** Start of Record set **

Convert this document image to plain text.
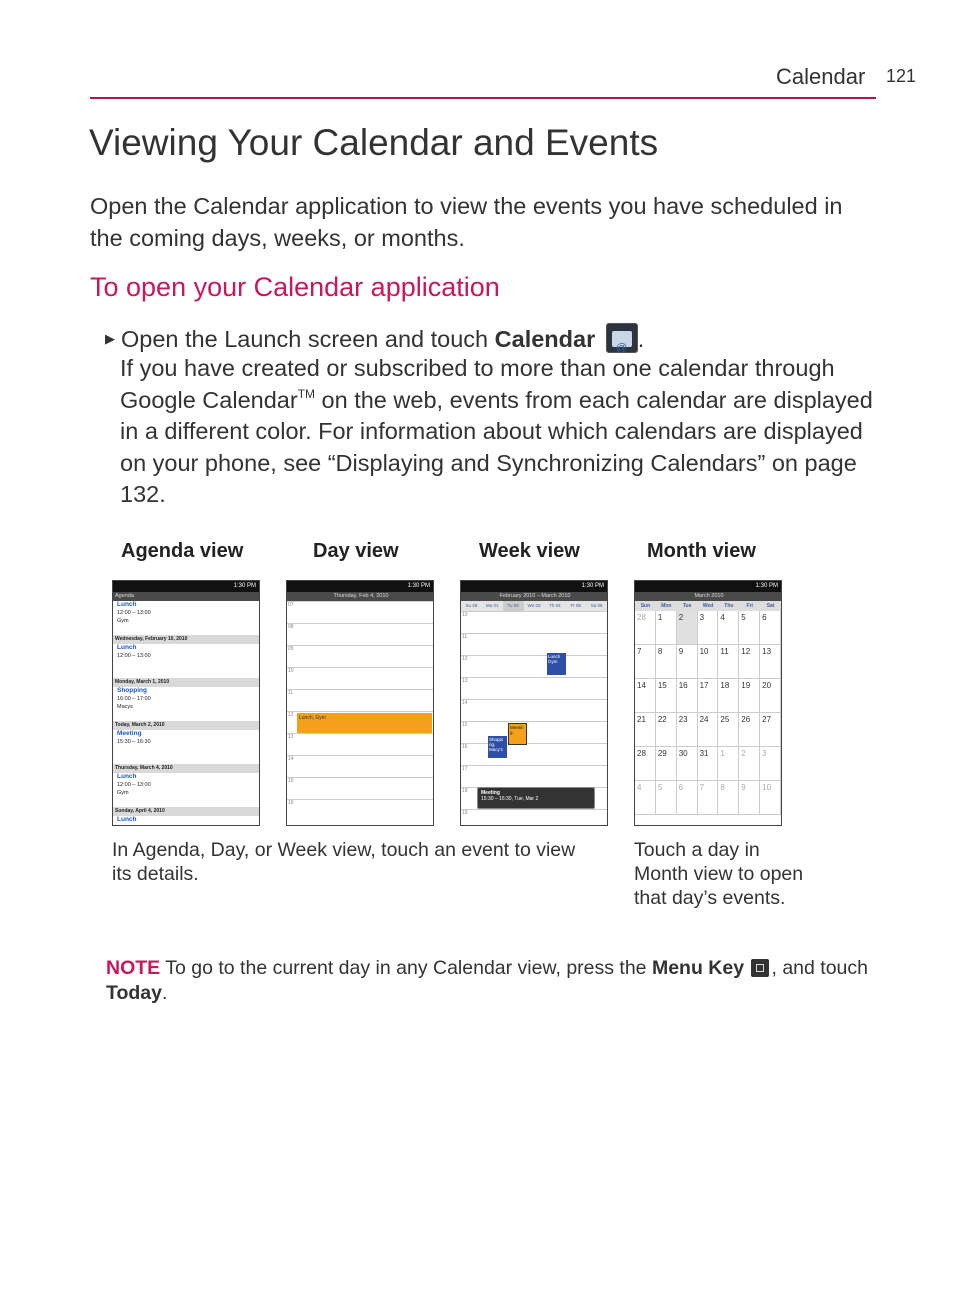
Calendar 121
Viewing Your Calendar and Events

Open the Calendar application to view the events you have scheduled in the coming days, weeks, or months.

To open your Calendar application
▶ Open the Launch screen and touch Calendar @ .

If you have created or subscribed to more than one calendar through Google Calendar™ on the web, events from each calendar are displayed in a different color. For information about which calendars are displayed on your phone, see “Displaying and Synchronizing Calendars” on page 132.

Agenda view	Day view	Week view	Month view
1:30 PM
Agenda
Lunch
12:00 – 13:00
Gym
Wednesday, February 10, 2010
Lunch
12:00 – 13:00
Monday, March 1, 2010
Shopping
16:00 – 17:00
Macys
Today, March 2, 2010
Meeting
15:30 – 16:30
Thursday, March 4, 2010
Lunch
12:00 – 13:00
Gym
Sunday, April 4, 2010
Lunch
1:30 PM
Thursday, Feb 4, 2010
07
08
09
10
11
12	Lunch, Gym
13
14
15
16
1:30 PM
February 2010 – March 2010
Su 28	Mo 01	Tu 02	We 03	Th 04	Fr 05	Sa 06
10
11
12
13
14
15
16
17
18
19
Lunch Gym
Meetin g
Shoppi ng, Macy's
Meeting
15:30 – 16:30, Tue, Mar 2
1:30 PM
March 2010
Sun	Mon	Tue	Wed	Thu	Fri	Sat
28	1	2	3	4	5	6
7	8	9	10	11	12	13
14	15	16	17	18	19	20
21	22	23	24	25	26	27
28	29	30	31	1	2	3
4	5	6	7	8	9	10
In Agenda, Day, or Week view, touch an event to view its details.
Touch a day in Month view to open that day’s events.
NOTE To go to the current day in any Calendar view, press the Menu Key , and touch Today.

** End of Record set **

The records above need to be restated word for word, with the pictures left out.

Convert this document image to plain text.
Calendar 121
Viewing Your Calendar and Events

Open the Calendar application to view the events you have scheduled in the coming days, weeks, or months.

To open your Calendar application
▶ Open the Launch screen and touch Calendar @ .

If you have created or subscribed to more than one calendar through Google Calendar™ on the web, events from each calendar are displayed in a different color. For information about which calendars are displayed on your phone, see “Displaying and Synchronizing Calendars” on page 132.

Agenda view	Day view	Week view	Month view
1:30 PM
Agenda
Lunch
12:00 – 13:00
Gym
Wednesday, February 10, 2010
Lunch
12:00 – 13:00
Monday, March 1, 2010
Shopping
16:00 – 17:00
Macys
Today, March 2, 2010
Meeting
15:30 – 16:30
Thursday, March 4, 2010
Lunch
12:00 – 13:00
Gym
Sunday, April 4, 2010
Lunch
1:30 PM
Thursday, Feb 4, 2010
07
08
09
10
11
12	Lunch, Gym
13
14
15
16
1:30 PM
February 2010 – March 2010
Su 28	Mo 01	Tu 02	We 03	Th 04	Fr 05	Sa 06
10
11
12
13
14
15
16
17
18
19
Lunch Gym
Meetin g
Shoppi ng, Macy's
Meeting
15:30 – 16:30, Tue, Mar 2
1:30 PM
March 2010
Sun	Mon	Tue	Wed	Thu	Fri	Sat
28	1	2	3	4	5	6
7	8	9	10	11	12	13
14	15	16	17	18	19	20
21	22	23	24	25	26	27
28	29	30	31	1	2	3
4	5	6	7	8	9	10
In Agenda, Day, or Week view, touch an event to view its details.
Touch a day in Month view to open that day’s events.
NOTE To go to the current day in any Calendar view, press the Menu Key , and touch Today.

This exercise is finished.